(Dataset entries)
— Start —
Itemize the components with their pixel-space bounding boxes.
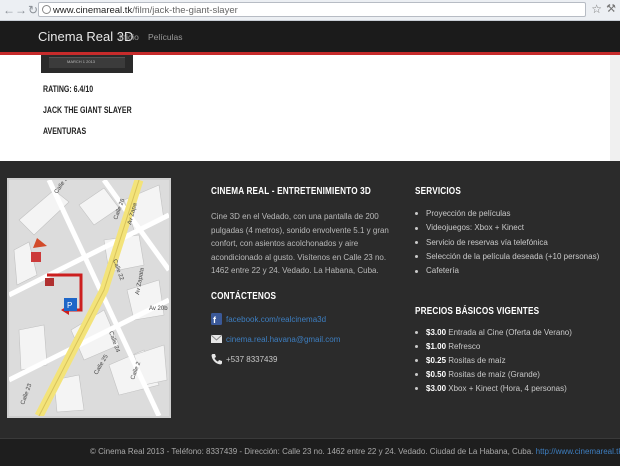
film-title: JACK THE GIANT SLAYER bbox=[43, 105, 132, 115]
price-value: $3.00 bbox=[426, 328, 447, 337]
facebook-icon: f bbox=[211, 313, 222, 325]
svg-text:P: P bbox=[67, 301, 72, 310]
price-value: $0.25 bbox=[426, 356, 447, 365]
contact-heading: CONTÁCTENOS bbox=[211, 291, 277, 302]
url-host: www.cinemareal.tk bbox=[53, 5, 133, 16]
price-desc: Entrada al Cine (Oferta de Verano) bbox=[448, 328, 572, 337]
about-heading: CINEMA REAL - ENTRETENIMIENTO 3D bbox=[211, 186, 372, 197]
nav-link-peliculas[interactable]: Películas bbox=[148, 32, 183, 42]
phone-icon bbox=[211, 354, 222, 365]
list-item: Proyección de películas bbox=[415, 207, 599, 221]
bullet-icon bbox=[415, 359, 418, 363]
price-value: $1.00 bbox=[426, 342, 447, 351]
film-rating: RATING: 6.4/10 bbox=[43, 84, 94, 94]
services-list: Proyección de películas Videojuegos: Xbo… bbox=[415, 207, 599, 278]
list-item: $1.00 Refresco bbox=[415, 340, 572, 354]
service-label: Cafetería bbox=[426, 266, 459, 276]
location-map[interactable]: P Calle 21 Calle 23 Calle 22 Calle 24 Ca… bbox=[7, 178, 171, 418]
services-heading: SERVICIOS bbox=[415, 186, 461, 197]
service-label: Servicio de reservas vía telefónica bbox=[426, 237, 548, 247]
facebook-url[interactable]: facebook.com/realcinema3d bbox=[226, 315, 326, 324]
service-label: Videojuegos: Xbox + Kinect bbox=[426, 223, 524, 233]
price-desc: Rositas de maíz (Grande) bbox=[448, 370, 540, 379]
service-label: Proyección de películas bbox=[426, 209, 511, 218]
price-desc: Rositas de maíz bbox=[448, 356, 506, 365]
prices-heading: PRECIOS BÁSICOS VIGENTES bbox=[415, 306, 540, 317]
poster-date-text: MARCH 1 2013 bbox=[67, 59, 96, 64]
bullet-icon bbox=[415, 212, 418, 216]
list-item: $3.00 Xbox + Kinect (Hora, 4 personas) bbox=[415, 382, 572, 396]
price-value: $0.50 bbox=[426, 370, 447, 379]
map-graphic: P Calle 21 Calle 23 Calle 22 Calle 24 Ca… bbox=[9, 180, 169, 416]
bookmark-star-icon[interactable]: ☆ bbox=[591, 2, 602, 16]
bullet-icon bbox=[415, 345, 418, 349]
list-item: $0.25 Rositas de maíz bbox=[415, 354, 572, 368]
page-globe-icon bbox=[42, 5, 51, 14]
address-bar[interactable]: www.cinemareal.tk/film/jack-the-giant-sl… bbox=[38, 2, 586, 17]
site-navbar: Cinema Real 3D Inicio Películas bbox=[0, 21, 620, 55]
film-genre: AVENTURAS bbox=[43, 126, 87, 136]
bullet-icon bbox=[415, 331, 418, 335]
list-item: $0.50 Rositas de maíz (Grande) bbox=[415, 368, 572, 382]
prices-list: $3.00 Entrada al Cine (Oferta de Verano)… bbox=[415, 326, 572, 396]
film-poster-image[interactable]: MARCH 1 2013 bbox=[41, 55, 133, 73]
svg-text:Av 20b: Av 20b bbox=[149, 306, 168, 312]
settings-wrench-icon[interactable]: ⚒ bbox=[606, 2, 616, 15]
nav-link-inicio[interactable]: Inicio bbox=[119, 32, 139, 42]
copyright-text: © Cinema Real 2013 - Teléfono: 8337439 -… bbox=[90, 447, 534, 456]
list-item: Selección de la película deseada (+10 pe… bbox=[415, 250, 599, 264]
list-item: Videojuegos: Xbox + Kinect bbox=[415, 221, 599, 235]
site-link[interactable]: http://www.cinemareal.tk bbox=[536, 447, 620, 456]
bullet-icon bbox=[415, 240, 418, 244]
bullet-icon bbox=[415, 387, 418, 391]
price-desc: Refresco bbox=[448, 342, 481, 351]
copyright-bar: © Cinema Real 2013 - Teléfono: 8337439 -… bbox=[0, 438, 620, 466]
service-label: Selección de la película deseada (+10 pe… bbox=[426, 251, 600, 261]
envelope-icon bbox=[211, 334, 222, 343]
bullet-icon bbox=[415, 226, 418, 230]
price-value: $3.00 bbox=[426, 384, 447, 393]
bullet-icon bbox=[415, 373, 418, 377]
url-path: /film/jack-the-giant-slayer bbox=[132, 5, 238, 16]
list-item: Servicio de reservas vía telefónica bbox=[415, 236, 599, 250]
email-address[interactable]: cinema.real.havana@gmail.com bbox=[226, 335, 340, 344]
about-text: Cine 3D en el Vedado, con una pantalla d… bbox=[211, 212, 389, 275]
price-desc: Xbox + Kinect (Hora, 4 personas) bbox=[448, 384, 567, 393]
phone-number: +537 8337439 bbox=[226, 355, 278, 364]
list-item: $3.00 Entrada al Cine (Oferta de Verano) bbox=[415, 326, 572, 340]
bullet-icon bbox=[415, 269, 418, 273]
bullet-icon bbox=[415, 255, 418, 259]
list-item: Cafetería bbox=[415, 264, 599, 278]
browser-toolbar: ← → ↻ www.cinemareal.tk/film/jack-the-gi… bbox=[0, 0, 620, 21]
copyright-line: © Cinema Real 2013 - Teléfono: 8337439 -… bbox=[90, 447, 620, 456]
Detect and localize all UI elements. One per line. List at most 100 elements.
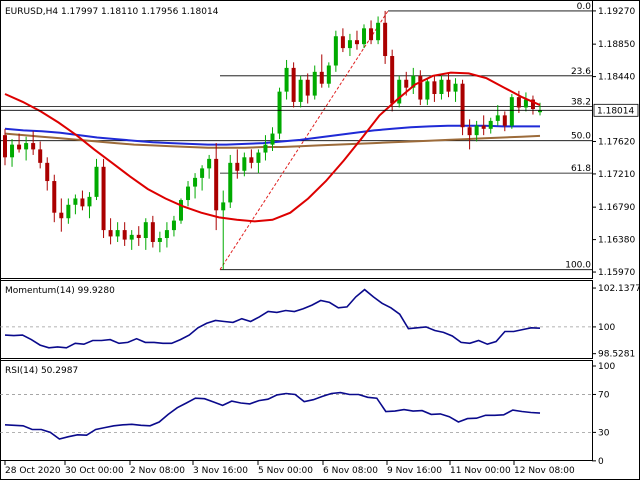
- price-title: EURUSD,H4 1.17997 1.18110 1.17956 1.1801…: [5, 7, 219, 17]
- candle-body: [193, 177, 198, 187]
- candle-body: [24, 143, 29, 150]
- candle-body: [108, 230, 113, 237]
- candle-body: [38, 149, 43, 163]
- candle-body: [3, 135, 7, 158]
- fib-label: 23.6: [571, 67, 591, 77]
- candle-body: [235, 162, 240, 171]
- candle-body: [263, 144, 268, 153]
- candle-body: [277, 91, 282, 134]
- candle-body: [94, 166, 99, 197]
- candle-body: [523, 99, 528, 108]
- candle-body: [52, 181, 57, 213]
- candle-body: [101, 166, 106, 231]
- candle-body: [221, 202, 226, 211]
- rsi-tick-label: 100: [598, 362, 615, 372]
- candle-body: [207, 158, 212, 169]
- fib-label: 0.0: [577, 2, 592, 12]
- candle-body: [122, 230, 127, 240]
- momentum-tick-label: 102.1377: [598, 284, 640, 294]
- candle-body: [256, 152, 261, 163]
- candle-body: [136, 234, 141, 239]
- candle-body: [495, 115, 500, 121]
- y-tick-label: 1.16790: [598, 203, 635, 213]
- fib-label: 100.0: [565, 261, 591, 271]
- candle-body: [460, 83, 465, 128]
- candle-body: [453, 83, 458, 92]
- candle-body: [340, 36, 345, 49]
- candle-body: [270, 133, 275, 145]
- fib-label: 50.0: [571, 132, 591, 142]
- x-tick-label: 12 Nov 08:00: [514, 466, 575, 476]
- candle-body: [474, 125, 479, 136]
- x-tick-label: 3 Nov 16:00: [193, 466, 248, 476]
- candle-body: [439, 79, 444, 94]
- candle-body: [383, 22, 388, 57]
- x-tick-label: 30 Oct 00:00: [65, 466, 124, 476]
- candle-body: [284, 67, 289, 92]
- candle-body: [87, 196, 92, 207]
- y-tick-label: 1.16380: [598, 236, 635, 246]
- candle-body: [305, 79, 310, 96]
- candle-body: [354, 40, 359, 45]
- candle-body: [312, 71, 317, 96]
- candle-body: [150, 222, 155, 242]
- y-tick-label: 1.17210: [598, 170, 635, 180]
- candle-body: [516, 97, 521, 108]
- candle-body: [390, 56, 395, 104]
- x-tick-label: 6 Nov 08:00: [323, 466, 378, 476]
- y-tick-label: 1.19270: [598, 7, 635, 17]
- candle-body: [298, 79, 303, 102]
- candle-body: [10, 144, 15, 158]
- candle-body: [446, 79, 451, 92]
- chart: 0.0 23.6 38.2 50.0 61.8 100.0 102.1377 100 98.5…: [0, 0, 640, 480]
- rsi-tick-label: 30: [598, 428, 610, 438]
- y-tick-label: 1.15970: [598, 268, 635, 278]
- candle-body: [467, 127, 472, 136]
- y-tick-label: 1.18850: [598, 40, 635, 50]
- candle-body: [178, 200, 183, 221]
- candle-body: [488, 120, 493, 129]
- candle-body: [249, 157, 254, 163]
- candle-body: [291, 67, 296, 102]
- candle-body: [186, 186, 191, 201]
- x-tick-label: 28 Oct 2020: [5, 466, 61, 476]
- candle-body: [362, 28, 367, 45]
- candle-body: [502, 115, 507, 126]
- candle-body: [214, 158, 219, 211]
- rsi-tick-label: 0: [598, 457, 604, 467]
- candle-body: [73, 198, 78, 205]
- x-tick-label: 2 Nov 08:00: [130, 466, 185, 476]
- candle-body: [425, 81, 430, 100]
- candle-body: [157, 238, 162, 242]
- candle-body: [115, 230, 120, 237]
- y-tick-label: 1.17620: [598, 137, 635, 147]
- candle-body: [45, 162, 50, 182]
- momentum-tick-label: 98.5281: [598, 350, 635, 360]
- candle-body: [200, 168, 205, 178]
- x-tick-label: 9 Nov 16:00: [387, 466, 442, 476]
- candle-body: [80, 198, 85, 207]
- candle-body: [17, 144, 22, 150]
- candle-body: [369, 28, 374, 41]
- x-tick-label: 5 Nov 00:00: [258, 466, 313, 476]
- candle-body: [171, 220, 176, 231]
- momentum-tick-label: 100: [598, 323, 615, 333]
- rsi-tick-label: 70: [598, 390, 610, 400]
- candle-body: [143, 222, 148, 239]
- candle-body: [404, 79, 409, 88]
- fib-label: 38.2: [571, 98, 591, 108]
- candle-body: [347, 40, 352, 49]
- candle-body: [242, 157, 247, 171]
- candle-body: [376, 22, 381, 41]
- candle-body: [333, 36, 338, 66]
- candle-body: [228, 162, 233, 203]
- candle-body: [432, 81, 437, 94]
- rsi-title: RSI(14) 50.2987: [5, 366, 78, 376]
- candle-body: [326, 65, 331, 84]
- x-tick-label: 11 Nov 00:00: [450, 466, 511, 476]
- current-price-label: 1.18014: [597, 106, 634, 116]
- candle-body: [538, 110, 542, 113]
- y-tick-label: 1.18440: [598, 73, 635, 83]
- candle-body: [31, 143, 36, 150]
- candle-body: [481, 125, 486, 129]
— End —
Copy out the lines from the one containing "- price-title: EURUSD,H4" through the one containing "- candle-body: [291, 67, 296, 102]", both included, character for character.

_Exercise answer_.
- price-title: EURUSD,H4 1.17997 1.18110 1.17956 1.1801…: [5, 7, 219, 17]
- candle-body: [193, 177, 198, 187]
- candle-body: [24, 143, 29, 150]
- candle-body: [108, 230, 113, 237]
- candle-body: [38, 149, 43, 163]
- candle-body: [3, 135, 7, 158]
- fib-label: 23.6: [571, 67, 591, 77]
- candle-body: [235, 162, 240, 171]
- candle-body: [263, 144, 268, 153]
- candle-body: [277, 91, 282, 134]
- candle-body: [94, 166, 99, 197]
- candle-body: [523, 99, 528, 108]
- candle-body: [52, 181, 57, 213]
- candle-body: [101, 166, 106, 231]
- candle-body: [221, 202, 226, 211]
- rsi-tick-label: 100: [598, 362, 615, 372]
- candle-body: [207, 158, 212, 169]
- fib-label: 0.0: [577, 2, 592, 12]
- candle-body: [122, 230, 127, 240]
- momentum-tick-label: 102.1377: [598, 284, 640, 294]
- candle-body: [256, 152, 261, 163]
- candle-body: [136, 234, 141, 239]
- candle-body: [495, 115, 500, 121]
- y-tick-label: 1.16790: [598, 203, 635, 213]
- fib-label: 100.0: [565, 261, 591, 271]
- candle-body: [460, 83, 465, 128]
- candle-body: [453, 83, 458, 92]
- candle-body: [340, 36, 345, 49]
- candle-body: [270, 133, 275, 145]
- fib-label: 50.0: [571, 132, 591, 142]
- x-tick-label: 12 Nov 08:00: [514, 466, 575, 476]
- candle-body: [474, 125, 479, 136]
- x-tick-label: 3 Nov 16:00: [193, 466, 248, 476]
- candle-body: [439, 79, 444, 94]
- candle-body: [383, 22, 388, 57]
- x-tick-label: 30 Oct 00:00: [65, 466, 124, 476]
- candle-body: [284, 67, 289, 92]
- candle-body: [87, 196, 92, 207]
- y-tick-label: 1.16380: [598, 236, 635, 246]
- candle-body: [305, 79, 310, 96]
- candle-body: [354, 40, 359, 45]
- candle-body: [312, 71, 317, 96]
- candle-body: [150, 222, 155, 242]
- y-tick-label: 1.17210: [598, 170, 635, 180]
- candle-body: [516, 97, 521, 108]
- candle-body: [390, 56, 395, 104]
- x-tick-label: 6 Nov 08:00: [323, 466, 378, 476]
- y-tick-label: 1.19270: [598, 7, 635, 17]
- candle-body: [298, 79, 303, 102]
- candle-body: [10, 144, 15, 158]
- candle-body: [446, 79, 451, 92]
- chart: 0.0 23.6 38.2 50.0 61.8 100.0 102.1377 100 98.5…: [0, 0, 640, 480]
- rsi-tick-label: 30: [598, 428, 610, 438]
- y-tick-label: 1.15970: [598, 268, 635, 278]
- candle-body: [467, 127, 472, 136]
- y-tick-label: 1.18850: [598, 40, 635, 50]
- candle-body: [178, 200, 183, 221]
- candle-body: [488, 120, 493, 129]
- candle-body: [249, 157, 254, 163]
- candle-body: [291, 67, 296, 102]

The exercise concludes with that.